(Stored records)
- - - - -

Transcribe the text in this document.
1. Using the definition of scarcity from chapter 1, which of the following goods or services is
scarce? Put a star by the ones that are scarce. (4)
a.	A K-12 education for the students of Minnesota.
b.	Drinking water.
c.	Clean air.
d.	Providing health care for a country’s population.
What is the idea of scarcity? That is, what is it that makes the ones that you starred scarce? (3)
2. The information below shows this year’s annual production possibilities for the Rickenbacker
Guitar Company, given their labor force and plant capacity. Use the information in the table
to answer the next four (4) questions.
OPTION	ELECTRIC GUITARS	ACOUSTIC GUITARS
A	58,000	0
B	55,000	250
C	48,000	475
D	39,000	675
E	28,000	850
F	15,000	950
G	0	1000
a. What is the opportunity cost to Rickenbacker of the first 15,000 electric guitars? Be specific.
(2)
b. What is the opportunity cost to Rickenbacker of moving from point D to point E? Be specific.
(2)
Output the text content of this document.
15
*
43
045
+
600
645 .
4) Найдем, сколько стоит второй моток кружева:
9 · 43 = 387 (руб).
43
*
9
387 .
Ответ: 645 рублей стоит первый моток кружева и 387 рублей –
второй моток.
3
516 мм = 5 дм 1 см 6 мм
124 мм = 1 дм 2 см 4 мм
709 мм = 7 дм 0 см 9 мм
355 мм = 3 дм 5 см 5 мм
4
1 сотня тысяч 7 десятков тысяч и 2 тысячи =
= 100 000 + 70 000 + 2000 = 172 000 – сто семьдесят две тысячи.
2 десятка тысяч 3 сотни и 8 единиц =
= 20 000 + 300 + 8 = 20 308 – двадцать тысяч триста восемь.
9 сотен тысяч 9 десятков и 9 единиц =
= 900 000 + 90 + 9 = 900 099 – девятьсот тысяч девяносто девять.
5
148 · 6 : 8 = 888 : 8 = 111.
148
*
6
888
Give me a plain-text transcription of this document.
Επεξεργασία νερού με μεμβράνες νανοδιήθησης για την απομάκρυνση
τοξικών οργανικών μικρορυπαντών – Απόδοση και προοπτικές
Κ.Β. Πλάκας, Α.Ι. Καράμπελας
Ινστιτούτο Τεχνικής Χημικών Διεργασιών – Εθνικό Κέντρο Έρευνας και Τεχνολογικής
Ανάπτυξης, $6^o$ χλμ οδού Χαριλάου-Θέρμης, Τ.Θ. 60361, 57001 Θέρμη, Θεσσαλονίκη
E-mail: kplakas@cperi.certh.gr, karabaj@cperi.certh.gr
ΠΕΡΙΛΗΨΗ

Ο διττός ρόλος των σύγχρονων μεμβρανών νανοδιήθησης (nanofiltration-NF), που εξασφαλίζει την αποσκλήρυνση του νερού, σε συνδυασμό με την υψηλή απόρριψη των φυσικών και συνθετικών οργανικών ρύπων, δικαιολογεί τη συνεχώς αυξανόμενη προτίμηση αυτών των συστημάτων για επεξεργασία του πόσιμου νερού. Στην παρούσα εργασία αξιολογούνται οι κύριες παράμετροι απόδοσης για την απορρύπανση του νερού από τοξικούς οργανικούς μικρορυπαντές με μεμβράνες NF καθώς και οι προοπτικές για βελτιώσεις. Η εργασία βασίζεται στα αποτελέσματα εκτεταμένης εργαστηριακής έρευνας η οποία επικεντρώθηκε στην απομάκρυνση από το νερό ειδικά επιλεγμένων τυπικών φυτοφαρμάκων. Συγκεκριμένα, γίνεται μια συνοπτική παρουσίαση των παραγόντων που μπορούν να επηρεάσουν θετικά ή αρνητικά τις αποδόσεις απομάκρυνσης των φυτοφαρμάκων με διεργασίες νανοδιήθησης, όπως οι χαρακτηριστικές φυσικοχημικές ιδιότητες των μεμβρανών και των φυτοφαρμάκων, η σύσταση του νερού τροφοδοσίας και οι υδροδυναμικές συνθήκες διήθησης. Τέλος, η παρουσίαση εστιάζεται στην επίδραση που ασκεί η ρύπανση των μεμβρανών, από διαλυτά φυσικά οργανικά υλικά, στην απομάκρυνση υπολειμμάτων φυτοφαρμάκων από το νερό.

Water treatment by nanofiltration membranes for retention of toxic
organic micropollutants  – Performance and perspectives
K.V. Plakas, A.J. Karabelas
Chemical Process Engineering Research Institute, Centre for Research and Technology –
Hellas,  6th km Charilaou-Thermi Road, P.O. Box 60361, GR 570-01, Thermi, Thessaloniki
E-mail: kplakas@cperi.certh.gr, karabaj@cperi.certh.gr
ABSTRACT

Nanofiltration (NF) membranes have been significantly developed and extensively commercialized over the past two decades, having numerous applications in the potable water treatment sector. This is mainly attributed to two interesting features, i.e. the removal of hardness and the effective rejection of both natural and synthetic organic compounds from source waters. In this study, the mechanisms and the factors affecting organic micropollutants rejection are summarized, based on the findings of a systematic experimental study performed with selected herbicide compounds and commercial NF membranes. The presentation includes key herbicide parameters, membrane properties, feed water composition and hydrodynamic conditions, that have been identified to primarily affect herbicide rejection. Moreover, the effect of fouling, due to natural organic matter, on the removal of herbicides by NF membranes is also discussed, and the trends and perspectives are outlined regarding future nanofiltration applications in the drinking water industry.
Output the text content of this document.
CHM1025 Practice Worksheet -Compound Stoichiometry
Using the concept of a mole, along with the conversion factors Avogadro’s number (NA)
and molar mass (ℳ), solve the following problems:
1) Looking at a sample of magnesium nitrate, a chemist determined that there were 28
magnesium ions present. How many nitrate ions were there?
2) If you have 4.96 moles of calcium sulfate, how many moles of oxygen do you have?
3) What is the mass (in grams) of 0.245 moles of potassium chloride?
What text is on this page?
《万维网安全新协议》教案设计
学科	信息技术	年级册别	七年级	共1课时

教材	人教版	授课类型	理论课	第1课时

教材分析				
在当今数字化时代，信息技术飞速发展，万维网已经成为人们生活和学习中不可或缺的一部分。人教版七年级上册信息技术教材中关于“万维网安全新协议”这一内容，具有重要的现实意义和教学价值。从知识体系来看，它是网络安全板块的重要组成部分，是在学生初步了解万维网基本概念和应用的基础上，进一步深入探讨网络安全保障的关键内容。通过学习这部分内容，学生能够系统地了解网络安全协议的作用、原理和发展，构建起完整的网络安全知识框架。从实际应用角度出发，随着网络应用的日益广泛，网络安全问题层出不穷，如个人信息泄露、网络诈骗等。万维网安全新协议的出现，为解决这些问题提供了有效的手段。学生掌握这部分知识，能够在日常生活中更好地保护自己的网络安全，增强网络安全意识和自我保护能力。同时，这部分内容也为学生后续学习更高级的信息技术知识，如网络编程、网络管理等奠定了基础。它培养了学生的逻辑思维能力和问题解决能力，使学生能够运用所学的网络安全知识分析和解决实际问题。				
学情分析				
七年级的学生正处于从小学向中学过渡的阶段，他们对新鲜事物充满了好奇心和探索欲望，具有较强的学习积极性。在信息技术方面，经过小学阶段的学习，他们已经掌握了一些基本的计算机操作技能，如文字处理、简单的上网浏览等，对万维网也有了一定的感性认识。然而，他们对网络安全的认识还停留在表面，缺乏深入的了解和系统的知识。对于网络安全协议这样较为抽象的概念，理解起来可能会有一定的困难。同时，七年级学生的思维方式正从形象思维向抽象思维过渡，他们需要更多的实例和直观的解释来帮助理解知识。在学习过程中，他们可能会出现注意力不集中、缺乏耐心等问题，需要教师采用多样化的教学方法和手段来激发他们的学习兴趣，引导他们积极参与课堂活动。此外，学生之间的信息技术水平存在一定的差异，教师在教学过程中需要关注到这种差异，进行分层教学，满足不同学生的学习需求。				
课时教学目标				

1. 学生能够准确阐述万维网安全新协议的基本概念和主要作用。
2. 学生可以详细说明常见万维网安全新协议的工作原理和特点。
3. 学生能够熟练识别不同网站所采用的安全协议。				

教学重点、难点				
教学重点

- - - - -

**Exercise brief**:
Reproduce, word for word, every line starting at the line that contains "What text is on this page?" and ending with the final line of the entries.

**Worked solution**:
What text is on this page?
《万维网安全新协议》教案设计
学科	信息技术	年级册别	七年级	共1课时

教材	人教版	授课类型	理论课	第1课时

教材分析				
在当今数字化时代，信息技术飞速发展，万维网已经成为人们生活和学习中不可或缺的一部分。人教版七年级上册信息技术教材中关于“万维网安全新协议”这一内容，具有重要的现实意义和教学价值。从知识体系来看，它是网络安全板块的重要组成部分，是在学生初步了解万维网基本概念和应用的基础上，进一步深入探讨网络安全保障的关键内容。通过学习这部分内容，学生能够系统地了解网络安全协议的作用、原理和发展，构建起完整的网络安全知识框架。从实际应用角度出发，随着网络应用的日益广泛，网络安全问题层出不穷，如个人信息泄露、网络诈骗等。万维网安全新协议的出现，为解决这些问题提供了有效的手段。学生掌握这部分知识，能够在日常生活中更好地保护自己的网络安全，增强网络安全意识和自我保护能力。同时，这部分内容也为学生后续学习更高级的信息技术知识，如网络编程、网络管理等奠定了基础。它培养了学生的逻辑思维能力和问题解决能力，使学生能够运用所学的网络安全知识分析和解决实际问题。				
学情分析				
七年级的学生正处于从小学向中学过渡的阶段，他们对新鲜事物充满了好奇心和探索欲望，具有较强的学习积极性。在信息技术方面，经过小学阶段的学习，他们已经掌握了一些基本的计算机操作技能，如文字处理、简单的上网浏览等，对万维网也有了一定的感性认识。然而，他们对网络安全的认识还停留在表面，缺乏深入的了解和系统的知识。对于网络安全协议这样较为抽象的概念，理解起来可能会有一定的困难。同时，七年级学生的思维方式正从形象思维向抽象思维过渡，他们需要更多的实例和直观的解释来帮助理解知识。在学习过程中，他们可能会出现注意力不集中、缺乏耐心等问题，需要教师采用多样化的教学方法和手段来激发他们的学习兴趣，引导他们积极参与课堂活动。此外，学生之间的信息技术水平存在一定的差异，教师在教学过程中需要关注到这种差异，进行分层教学，满足不同学生的学习需求。				
课时教学目标				

1. 学生能够准确阐述万维网安全新协议的基本概念和主要作用。
2. 学生可以详细说明常见万维网安全新协议的工作原理和特点。
3. 学生能够熟练识别不同网站所采用的安全协议。				

教学重点、难点				
教学重点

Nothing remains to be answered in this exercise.